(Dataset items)
* * * * * * * * *
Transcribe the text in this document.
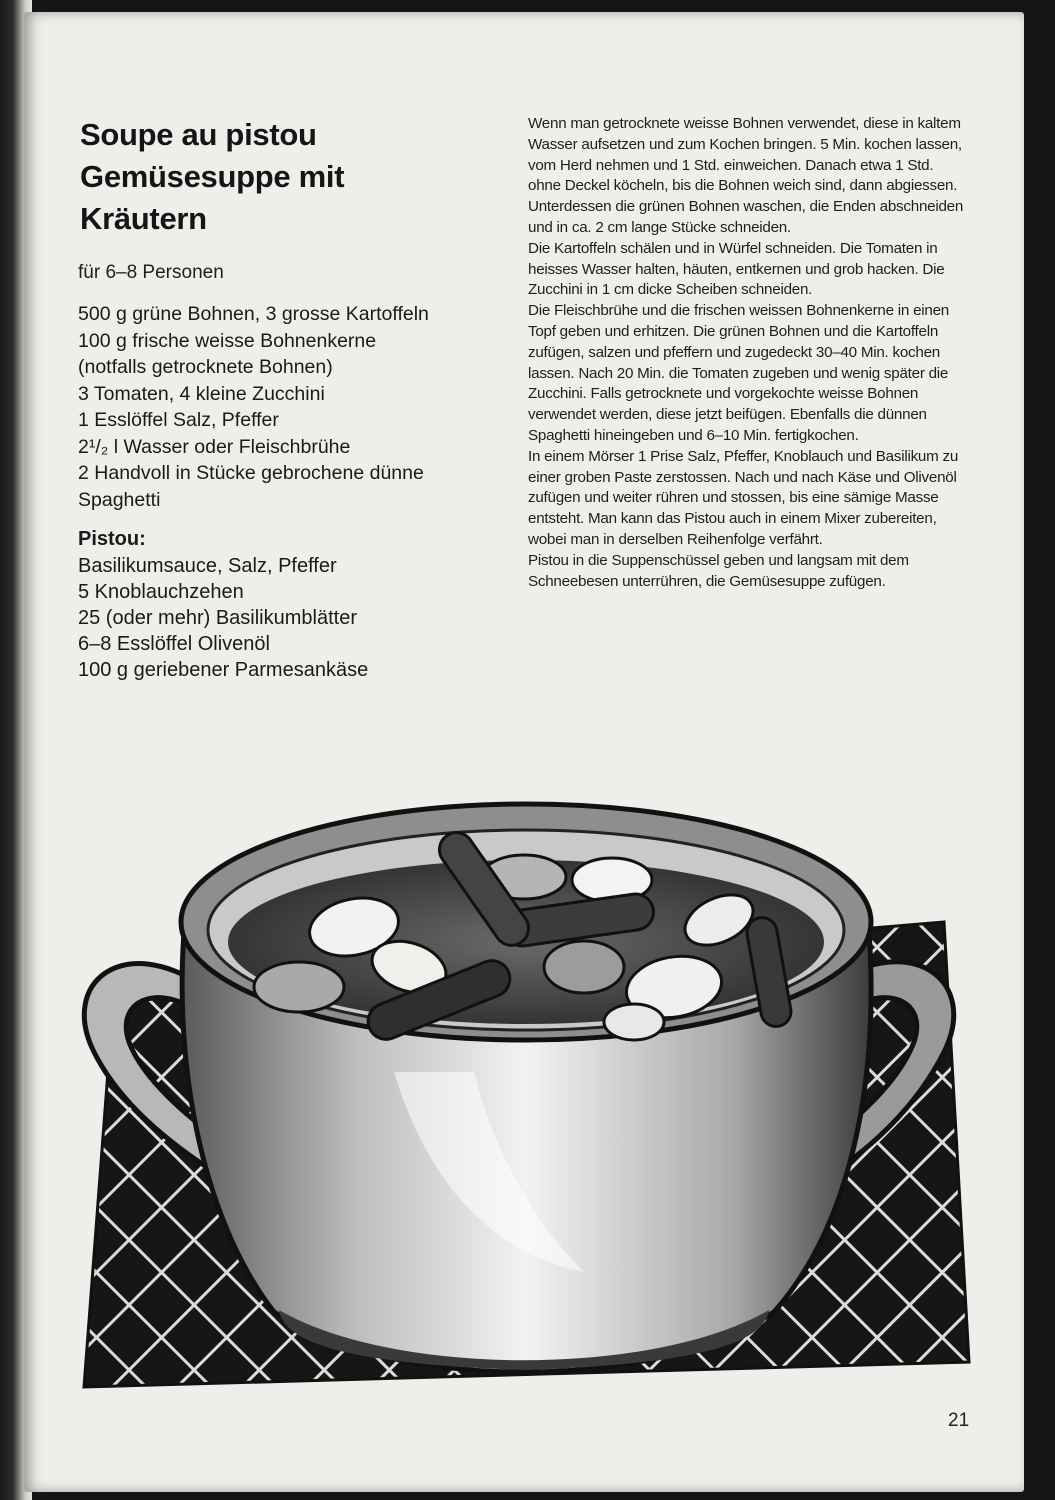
Soupe au pistou
Gemüsesuppe mit
Kräutern
für 6–8 Personen
500 g grüne Bohnen, 3 grosse Kartoffeln
100 g frische weisse Bohnenkerne
(notfalls getrocknete Bohnen)
3 Tomaten, 4 kleine Zucchini
1 Esslöffel Salz, Pfeffer
2¹/₂ l Wasser oder Fleischbrühe
2 Handvoll in Stücke gebrochene dünne
Spaghetti
Pistou:
Basilikumsauce, Salz, Pfeffer
5 Knoblauchzehen
25 (oder mehr) Basilikumblätter
6–8 Esslöffel Olivenöl
100 g geriebener Parmesankäse

Wenn man getrocknete weisse Bohnen verwendet, diese in kaltem Wasser aufsetzen und zum Kochen bringen. 5 Min. kochen lassen, vom Herd nehmen und 1 Std. einweichen. Danach etwa 1 Std. ohne Deckel köcheln, bis die Bohnen weich sind, dann abgiessen. Unterdessen die grünen Bohnen waschen, die Enden abschneiden und in ca. 2 cm lange Stücke schneiden.

Die Kartoffeln schälen und in Würfel schneiden. Die Tomaten in heisses Wasser halten, häuten, entkernen und grob hacken. Die Zucchini in 1 cm dicke Scheiben schneiden.

Die Fleischbrühe und die frischen weissen Bohnenkerne in einen Topf geben und erhitzen. Die grünen Bohnen und die Kartoffeln zufügen, salzen und pfeffern und zugedeckt 30–40 Min. kochen lassen. Nach 20 Min. die Tomaten zugeben und wenig später die Zucchini. Falls getrocknete und vorgekochte weisse Bohnen verwendet werden, diese jetzt beifügen. Ebenfalls die dünnen Spaghetti hineingeben und 6–10 Min. fertigkochen.

In einem Mörser 1 Prise Salz, Pfeffer, Knoblauch und Basilikum zu einer groben Paste zerstossen. Nach und nach Käse und Olivenöl zufügen und weiter rühren und stossen, bis eine sämige Masse entsteht. Man kann das Pistou auch in einem Mixer zubereiten, wobei man in derselben Reihenfolge verfährt.

Pistou in die Suppenschüssel geben und langsam mit dem Schneebesen unterrühren, die Gemüsesuppe zufügen.

21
* * * * * * * * *
__GIVEN INSTRUCTION__. Every record above should be written out again without change, except that the pictures are left out.

__TASK RESPONSE__.
Transcribe the text in this document.
Soupe au pistou
Gemüsesuppe mit
Kräutern
für 6–8 Personen
500 g grüne Bohnen, 3 grosse Kartoffeln
100 g frische weisse Bohnenkerne
(notfalls getrocknete Bohnen)
3 Tomaten, 4 kleine Zucchini
1 Esslöffel Salz, Pfeffer
2¹/₂ l Wasser oder Fleischbrühe
2 Handvoll in Stücke gebrochene dünne
Spaghetti
Pistou:
Basilikumsauce, Salz, Pfeffer
5 Knoblauchzehen
25 (oder mehr) Basilikumblätter
6–8 Esslöffel Olivenöl
100 g geriebener Parmesankäse

Wenn man getrocknete weisse Bohnen verwendet, diese in kaltem Wasser aufsetzen und zum Kochen bringen. 5 Min. kochen lassen, vom Herd nehmen und 1 Std. einweichen. Danach etwa 1 Std. ohne Deckel köcheln, bis die Bohnen weich sind, dann abgiessen. Unterdessen die grünen Bohnen waschen, die Enden abschneiden und in ca. 2 cm lange Stücke schneiden.

Die Kartoffeln schälen und in Würfel schneiden. Die Tomaten in heisses Wasser halten, häuten, entkernen und grob hacken. Die Zucchini in 1 cm dicke Scheiben schneiden.

Die Fleischbrühe und die frischen weissen Bohnenkerne in einen Topf geben und erhitzen. Die grünen Bohnen und die Kartoffeln zufügen, salzen und pfeffern und zugedeckt 30–40 Min. kochen lassen. Nach 20 Min. die Tomaten zugeben und wenig später die Zucchini. Falls getrocknete und vorgekochte weisse Bohnen verwendet werden, diese jetzt beifügen. Ebenfalls die dünnen Spaghetti hineingeben und 6–10 Min. fertigkochen.

In einem Mörser 1 Prise Salz, Pfeffer, Knoblauch und Basilikum zu einer groben Paste zerstossen. Nach und nach Käse und Olivenöl zufügen und weiter rühren und stossen, bis eine sämige Masse entsteht. Man kann das Pistou auch in einem Mixer zubereiten, wobei man in derselben Reihenfolge verfährt.

Pistou in die Suppenschüssel geben und langsam mit dem Schneebesen unterrühren, die Gemüsesuppe zufügen.

21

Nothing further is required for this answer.